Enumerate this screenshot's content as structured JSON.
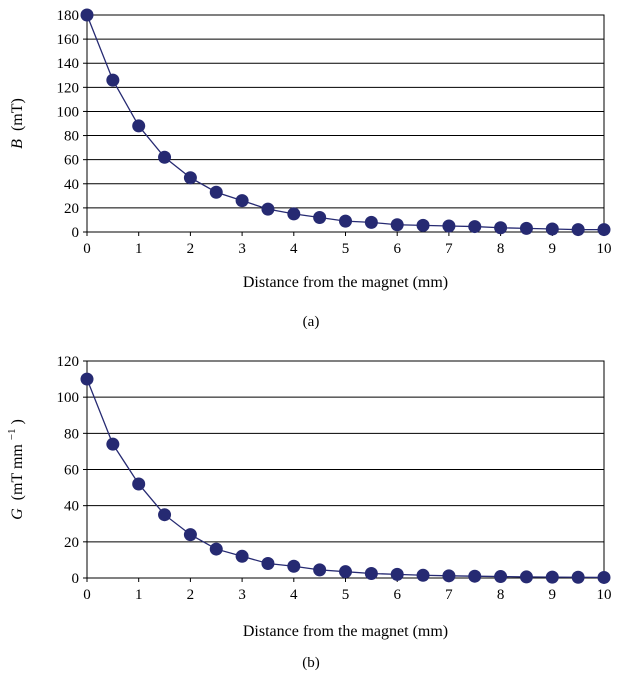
{
  "chart_data": [
    {
      "type": "line",
      "caption": "(a)",
      "xlabel": "Distance from the magnet (mm)",
      "ylabel": {
        "symbol": "B",
        "units": "(mT)"
      },
      "xlim": [
        0,
        10
      ],
      "ylim": [
        0,
        180
      ],
      "xticks": [
        "0",
        "1",
        "2",
        "3",
        "4",
        "5",
        "6",
        "7",
        "8",
        "9",
        "10"
      ],
      "yticks": [
        "0",
        "20",
        "40",
        "60",
        "80",
        "100",
        "120",
        "140",
        "160",
        "180"
      ],
      "grid": "horizontal",
      "series": [
        {
          "color": "#262a72",
          "marker": "circle",
          "x": [
            0,
            0.5,
            1,
            1.5,
            2,
            2.5,
            3,
            3.5,
            4,
            4.5,
            5,
            5.5,
            6,
            6.5,
            7,
            7.5,
            8,
            8.5,
            9,
            9.5,
            10
          ],
          "values": [
            180,
            126,
            88,
            62,
            45,
            33,
            26,
            19,
            15,
            12,
            9,
            8,
            6,
            5.5,
            5,
            4.5,
            3.5,
            3,
            2.5,
            2,
            2
          ]
        }
      ]
    },
    {
      "type": "line",
      "caption": "(b)",
      "xlabel": "Distance from the magnet (mm)",
      "ylabel": {
        "symbol": "G",
        "units_main": "(mT mm",
        "units_sup": "−1",
        "units_close": ")"
      },
      "xlim": [
        0,
        10
      ],
      "ylim": [
        0,
        120
      ],
      "xticks": [
        "0",
        "1",
        "2",
        "3",
        "4",
        "5",
        "6",
        "7",
        "8",
        "9",
        "10"
      ],
      "yticks": [
        "0",
        "20",
        "40",
        "60",
        "80",
        "100",
        "120"
      ],
      "grid": "horizontal",
      "series": [
        {
          "color": "#262a72",
          "marker": "circle",
          "x": [
            0,
            0.5,
            1,
            1.5,
            2,
            2.5,
            3,
            3.5,
            4,
            4.5,
            5,
            5.5,
            6,
            6.5,
            7,
            7.5,
            8,
            8.5,
            9,
            9.5,
            10
          ],
          "values": [
            110,
            74,
            52,
            35,
            24,
            16,
            12,
            8,
            6.5,
            4.5,
            3.5,
            2.5,
            2,
            1.5,
            1.2,
            1,
            0.8,
            0.6,
            0.5,
            0.4,
            0.3
          ]
        }
      ]
    }
  ]
}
#####
**Problem to solve**
Without including any pictures, print each record exactly.

**Full response**
Enumerate this screenshot's content as structured JSON.
{
  "chart_data": [
    {
      "type": "line",
      "caption": "(a)",
      "xlabel": "Distance from the magnet (mm)",
      "ylabel": {
        "symbol": "B",
        "units": "(mT)"
      },
      "xlim": [
        0,
        10
      ],
      "ylim": [
        0,
        180
      ],
      "xticks": [
        "0",
        "1",
        "2",
        "3",
        "4",
        "5",
        "6",
        "7",
        "8",
        "9",
        "10"
      ],
      "yticks": [
        "0",
        "20",
        "40",
        "60",
        "80",
        "100",
        "120",
        "140",
        "160",
        "180"
      ],
      "grid": "horizontal",
      "series": [
        {
          "color": "#262a72",
          "marker": "circle",
          "x": [
            0,
            0.5,
            1,
            1.5,
            2,
            2.5,
            3,
            3.5,
            4,
            4.5,
            5,
            5.5,
            6,
            6.5,
            7,
            7.5,
            8,
            8.5,
            9,
            9.5,
            10
          ],
          "values": [
            180,
            126,
            88,
            62,
            45,
            33,
            26,
            19,
            15,
            12,
            9,
            8,
            6,
            5.5,
            5,
            4.5,
            3.5,
            3,
            2.5,
            2,
            2
          ]
        }
      ]
    },
    {
      "type": "line",
      "caption": "(b)",
      "xlabel": "Distance from the magnet (mm)",
      "ylabel": {
        "symbol": "G",
        "units_main": "(mT mm",
        "units_sup": "−1",
        "units_close": ")"
      },
      "xlim": [
        0,
        10
      ],
      "ylim": [
        0,
        120
      ],
      "xticks": [
        "0",
        "1",
        "2",
        "3",
        "4",
        "5",
        "6",
        "7",
        "8",
        "9",
        "10"
      ],
      "yticks": [
        "0",
        "20",
        "40",
        "60",
        "80",
        "100",
        "120"
      ],
      "grid": "horizontal",
      "series": [
        {
          "color": "#262a72",
          "marker": "circle",
          "x": [
            0,
            0.5,
            1,
            1.5,
            2,
            2.5,
            3,
            3.5,
            4,
            4.5,
            5,
            5.5,
            6,
            6.5,
            7,
            7.5,
            8,
            8.5,
            9,
            9.5,
            10
          ],
          "values": [
            110,
            74,
            52,
            35,
            24,
            16,
            12,
            8,
            6.5,
            4.5,
            3.5,
            2.5,
            2,
            1.5,
            1.2,
            1,
            0.8,
            0.6,
            0.5,
            0.4,
            0.3
          ]
        }
      ]
    }
  ]
}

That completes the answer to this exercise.